● STATED TASK: Reproduce all records exactly.

------------

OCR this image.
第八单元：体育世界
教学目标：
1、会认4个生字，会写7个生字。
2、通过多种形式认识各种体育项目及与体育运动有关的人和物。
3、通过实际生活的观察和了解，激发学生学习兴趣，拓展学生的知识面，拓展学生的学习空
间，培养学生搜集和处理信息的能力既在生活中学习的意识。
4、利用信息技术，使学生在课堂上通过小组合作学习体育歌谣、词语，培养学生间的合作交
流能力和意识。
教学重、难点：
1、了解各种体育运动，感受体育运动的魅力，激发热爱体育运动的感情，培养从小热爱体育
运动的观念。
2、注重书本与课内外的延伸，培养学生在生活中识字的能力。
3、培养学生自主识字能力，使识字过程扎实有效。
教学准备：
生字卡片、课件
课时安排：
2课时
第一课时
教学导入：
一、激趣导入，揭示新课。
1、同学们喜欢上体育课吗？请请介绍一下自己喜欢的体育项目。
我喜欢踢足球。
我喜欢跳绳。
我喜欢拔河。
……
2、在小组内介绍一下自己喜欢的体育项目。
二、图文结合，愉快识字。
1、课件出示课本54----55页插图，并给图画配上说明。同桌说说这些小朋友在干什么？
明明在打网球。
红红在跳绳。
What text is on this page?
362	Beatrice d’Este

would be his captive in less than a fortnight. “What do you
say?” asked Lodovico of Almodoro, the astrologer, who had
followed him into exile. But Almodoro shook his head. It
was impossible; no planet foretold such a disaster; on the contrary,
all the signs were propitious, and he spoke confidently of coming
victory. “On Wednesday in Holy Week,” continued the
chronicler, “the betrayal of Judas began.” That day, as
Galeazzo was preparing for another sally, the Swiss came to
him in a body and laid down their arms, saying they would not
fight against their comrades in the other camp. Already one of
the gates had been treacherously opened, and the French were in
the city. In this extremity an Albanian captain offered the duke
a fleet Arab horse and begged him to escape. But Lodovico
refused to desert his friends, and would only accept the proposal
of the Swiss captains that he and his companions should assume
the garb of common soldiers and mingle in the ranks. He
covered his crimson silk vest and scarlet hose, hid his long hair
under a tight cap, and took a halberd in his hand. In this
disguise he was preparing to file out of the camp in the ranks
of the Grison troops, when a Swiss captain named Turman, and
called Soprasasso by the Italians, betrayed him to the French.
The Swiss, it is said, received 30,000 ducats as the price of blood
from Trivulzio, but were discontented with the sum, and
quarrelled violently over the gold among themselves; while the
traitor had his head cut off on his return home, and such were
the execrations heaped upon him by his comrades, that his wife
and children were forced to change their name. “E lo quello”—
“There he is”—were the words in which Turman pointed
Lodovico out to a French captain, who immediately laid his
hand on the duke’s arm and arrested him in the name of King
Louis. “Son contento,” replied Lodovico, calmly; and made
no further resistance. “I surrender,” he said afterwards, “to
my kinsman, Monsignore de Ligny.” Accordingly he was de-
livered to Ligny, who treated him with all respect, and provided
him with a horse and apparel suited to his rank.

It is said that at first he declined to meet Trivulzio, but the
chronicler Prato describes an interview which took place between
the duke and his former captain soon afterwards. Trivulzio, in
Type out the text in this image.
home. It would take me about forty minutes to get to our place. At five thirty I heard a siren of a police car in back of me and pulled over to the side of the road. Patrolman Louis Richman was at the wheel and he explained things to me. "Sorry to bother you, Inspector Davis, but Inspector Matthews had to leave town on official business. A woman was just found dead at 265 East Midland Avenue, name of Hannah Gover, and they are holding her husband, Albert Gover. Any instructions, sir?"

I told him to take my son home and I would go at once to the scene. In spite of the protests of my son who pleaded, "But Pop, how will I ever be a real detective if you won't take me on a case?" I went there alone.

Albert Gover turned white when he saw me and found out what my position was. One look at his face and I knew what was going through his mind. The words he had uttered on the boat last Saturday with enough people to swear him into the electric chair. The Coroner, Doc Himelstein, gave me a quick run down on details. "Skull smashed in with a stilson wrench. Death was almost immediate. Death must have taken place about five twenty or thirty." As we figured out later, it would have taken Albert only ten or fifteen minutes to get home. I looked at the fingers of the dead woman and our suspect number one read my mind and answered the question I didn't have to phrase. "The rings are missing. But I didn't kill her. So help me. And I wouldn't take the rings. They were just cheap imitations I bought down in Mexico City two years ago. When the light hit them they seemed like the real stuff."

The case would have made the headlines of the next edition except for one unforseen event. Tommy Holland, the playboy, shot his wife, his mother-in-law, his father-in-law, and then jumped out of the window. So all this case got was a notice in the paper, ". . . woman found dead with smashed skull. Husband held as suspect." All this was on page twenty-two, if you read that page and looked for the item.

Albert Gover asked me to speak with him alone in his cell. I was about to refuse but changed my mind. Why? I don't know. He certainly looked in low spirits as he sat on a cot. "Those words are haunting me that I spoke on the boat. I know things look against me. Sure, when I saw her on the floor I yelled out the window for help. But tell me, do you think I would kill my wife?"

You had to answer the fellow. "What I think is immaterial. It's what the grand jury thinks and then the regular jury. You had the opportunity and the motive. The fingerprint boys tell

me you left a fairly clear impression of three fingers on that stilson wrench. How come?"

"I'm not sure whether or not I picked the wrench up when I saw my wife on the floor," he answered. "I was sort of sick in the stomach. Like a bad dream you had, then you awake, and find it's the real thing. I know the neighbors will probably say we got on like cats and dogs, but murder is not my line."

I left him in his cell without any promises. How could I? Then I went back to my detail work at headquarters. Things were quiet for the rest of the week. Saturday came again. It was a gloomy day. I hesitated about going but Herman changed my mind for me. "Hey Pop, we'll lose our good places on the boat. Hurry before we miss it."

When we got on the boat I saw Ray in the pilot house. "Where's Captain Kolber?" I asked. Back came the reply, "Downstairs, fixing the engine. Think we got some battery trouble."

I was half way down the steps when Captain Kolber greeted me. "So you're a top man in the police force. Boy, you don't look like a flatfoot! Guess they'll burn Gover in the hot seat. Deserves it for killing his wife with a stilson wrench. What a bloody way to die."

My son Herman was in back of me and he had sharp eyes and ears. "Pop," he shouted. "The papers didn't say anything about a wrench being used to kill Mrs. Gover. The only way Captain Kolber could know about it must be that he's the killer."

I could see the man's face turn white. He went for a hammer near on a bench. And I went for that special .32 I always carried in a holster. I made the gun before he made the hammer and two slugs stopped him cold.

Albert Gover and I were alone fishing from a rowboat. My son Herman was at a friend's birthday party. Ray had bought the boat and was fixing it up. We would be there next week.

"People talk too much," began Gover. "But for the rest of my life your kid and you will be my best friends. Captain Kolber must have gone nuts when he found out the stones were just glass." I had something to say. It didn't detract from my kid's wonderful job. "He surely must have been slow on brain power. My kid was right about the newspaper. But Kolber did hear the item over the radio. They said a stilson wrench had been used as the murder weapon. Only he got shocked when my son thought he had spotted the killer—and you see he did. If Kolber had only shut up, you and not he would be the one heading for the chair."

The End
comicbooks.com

------------

● WRITTEN ANSWER:
OCR this image.
第八单元：体育世界
教学目标：
1、会认4个生字，会写7个生字。
2、通过多种形式认识各种体育项目及与体育运动有关的人和物。
3、通过实际生活的观察和了解，激发学生学习兴趣，拓展学生的知识面，拓展学生的学习空
间，培养学生搜集和处理信息的能力既在生活中学习的意识。
4、利用信息技术，使学生在课堂上通过小组合作学习体育歌谣、词语，培养学生间的合作交
流能力和意识。
教学重、难点：
1、了解各种体育运动，感受体育运动的魅力，激发热爱体育运动的感情，培养从小热爱体育
运动的观念。
2、注重书本与课内外的延伸，培养学生在生活中识字的能力。
3、培养学生自主识字能力，使识字过程扎实有效。
教学准备：
生字卡片、课件
课时安排：
2课时
第一课时
教学导入：
一、激趣导入，揭示新课。
1、同学们喜欢上体育课吗？请请介绍一下自己喜欢的体育项目。
我喜欢踢足球。
我喜欢跳绳。
我喜欢拔河。
……
2、在小组内介绍一下自己喜欢的体育项目。
二、图文结合，愉快识字。
1、课件出示课本54----55页插图，并给图画配上说明。同桌说说这些小朋友在干什么？
明明在打网球。
红红在跳绳。
What text is on this page?
362	Beatrice d’Este

would be his captive in less than a fortnight. “What do you
say?” asked Lodovico of Almodoro, the astrologer, who had
followed him into exile. But Almodoro shook his head. It
was impossible; no planet foretold such a disaster; on the contrary,
all the signs were propitious, and he spoke confidently of coming
victory. “On Wednesday in Holy Week,” continued the
chronicler, “the betrayal of Judas began.” That day, as
Galeazzo was preparing for another sally, the Swiss came to
him in a body and laid down their arms, saying they would not
fight against their comrades in the other camp. Already one of
the gates had been treacherously opened, and the French were in
the city. In this extremity an Albanian captain offered the duke
a fleet Arab horse and begged him to escape. But Lodovico
refused to desert his friends, and would only accept the proposal
of the Swiss captains that he and his companions should assume
the garb of common soldiers and mingle in the ranks. He
covered his crimson silk vest and scarlet hose, hid his long hair
under a tight cap, and took a halberd in his hand. In this
disguise he was preparing to file out of the camp in the ranks
of the Grison troops, when a Swiss captain named Turman, and
called Soprasasso by the Italians, betrayed him to the French.
The Swiss, it is said, received 30,000 ducats as the price of blood
from Trivulzio, but were discontented with the sum, and
quarrelled violently over the gold among themselves; while the
traitor had his head cut off on his return home, and such were
the execrations heaped upon him by his comrades, that his wife
and children were forced to change their name. “E lo quello”—
“There he is”—were the words in which Turman pointed
Lodovico out to a French captain, who immediately laid his
hand on the duke’s arm and arrested him in the name of King
Louis. “Son contento,” replied Lodovico, calmly; and made
no further resistance. “I surrender,” he said afterwards, “to
my kinsman, Monsignore de Ligny.” Accordingly he was de-
livered to Ligny, who treated him with all respect, and provided
him with a horse and apparel suited to his rank.

It is said that at first he declined to meet Trivulzio, but the
chronicler Prato describes an interview which took place between
the duke and his former captain soon afterwards. Trivulzio, in
Type out the text in this image.
home. It would take me about forty minutes to get to our place. At five thirty I heard a siren of a police car in back of me and pulled over to the side of the road. Patrolman Louis Richman was at the wheel and he explained things to me. "Sorry to bother you, Inspector Davis, but Inspector Matthews had to leave town on official business. A woman was just found dead at 265 East Midland Avenue, name of Hannah Gover, and they are holding her husband, Albert Gover. Any instructions, sir?"

I told him to take my son home and I would go at once to the scene. In spite of the protests of my son who pleaded, "But Pop, how will I ever be a real detective if you won't take me on a case?" I went there alone.

Albert Gover turned white when he saw me and found out what my position was. One look at his face and I knew what was going through his mind. The words he had uttered on the boat last Saturday with enough people to swear him into the electric chair. The Coroner, Doc Himelstein, gave me a quick run down on details. "Skull smashed in with a stilson wrench. Death was almost immediate. Death must have taken place about five twenty or thirty." As we figured out later, it would have taken Albert only ten or fifteen minutes to get home. I looked at the fingers of the dead woman and our suspect number one read my mind and answered the question I didn't have to phrase. "The rings are missing. But I didn't kill her. So help me. And I wouldn't take the rings. They were just cheap imitations I bought down in Mexico City two years ago. When the light hit them they seemed like the real stuff."

The case would have made the headlines of the next edition except for one unforseen event. Tommy Holland, the playboy, shot his wife, his mother-in-law, his father-in-law, and then jumped out of the window. So all this case got was a notice in the paper, ". . . woman found dead with smashed skull. Husband held as suspect." All this was on page twenty-two, if you read that page and looked for the item.

Albert Gover asked me to speak with him alone in his cell. I was about to refuse but changed my mind. Why? I don't know. He certainly looked in low spirits as he sat on a cot. "Those words are haunting me that I spoke on the boat. I know things look against me. Sure, when I saw her on the floor I yelled out the window for help. But tell me, do you think I would kill my wife?"

You had to answer the fellow. "What I think is immaterial. It's what the grand jury thinks and then the regular jury. You had the opportunity and the motive. The fingerprint boys tell

me you left a fairly clear impression of three fingers on that stilson wrench. How come?"

"I'm not sure whether or not I picked the wrench up when I saw my wife on the floor," he answered. "I was sort of sick in the stomach. Like a bad dream you had, then you awake, and find it's the real thing. I know the neighbors will probably say we got on like cats and dogs, but murder is not my line."

I left him in his cell without any promises. How could I? Then I went back to my detail work at headquarters. Things were quiet for the rest of the week. Saturday came again. It was a gloomy day. I hesitated about going but Herman changed my mind for me. "Hey Pop, we'll lose our good places on the boat. Hurry before we miss it."

When we got on the boat I saw Ray in the pilot house. "Where's Captain Kolber?" I asked. Back came the reply, "Downstairs, fixing the engine. Think we got some battery trouble."

I was half way down the steps when Captain Kolber greeted me. "So you're a top man in the police force. Boy, you don't look like a flatfoot! Guess they'll burn Gover in the hot seat. Deserves it for killing his wife with a stilson wrench. What a bloody way to die."

My son Herman was in back of me and he had sharp eyes and ears. "Pop," he shouted. "The papers didn't say anything about a wrench being used to kill Mrs. Gover. The only way Captain Kolber could know about it must be that he's the killer."

I could see the man's face turn white. He went for a hammer near on a bench. And I went for that special .32 I always carried in a holster. I made the gun before he made the hammer and two slugs stopped him cold.

Albert Gover and I were alone fishing from a rowboat. My son Herman was at a friend's birthday party. Ray had bought the boat and was fixing it up. We would be there next week.

"People talk too much," began Gover. "But for the rest of my life your kid and you will be my best friends. Captain Kolber must have gone nuts when he found out the stones were just glass." I had something to say. It didn't detract from my kid's wonderful job. "He surely must have been slow on brain power. My kid was right about the newspaper. But Kolber did hear the item over the radio. They said a stilson wrench had been used as the murder weapon. Only he got shocked when my son thought he had spotted the killer—and you see he did. If Kolber had only shut up, you and not he would be the one heading for the chair."

The End
comicbooks.com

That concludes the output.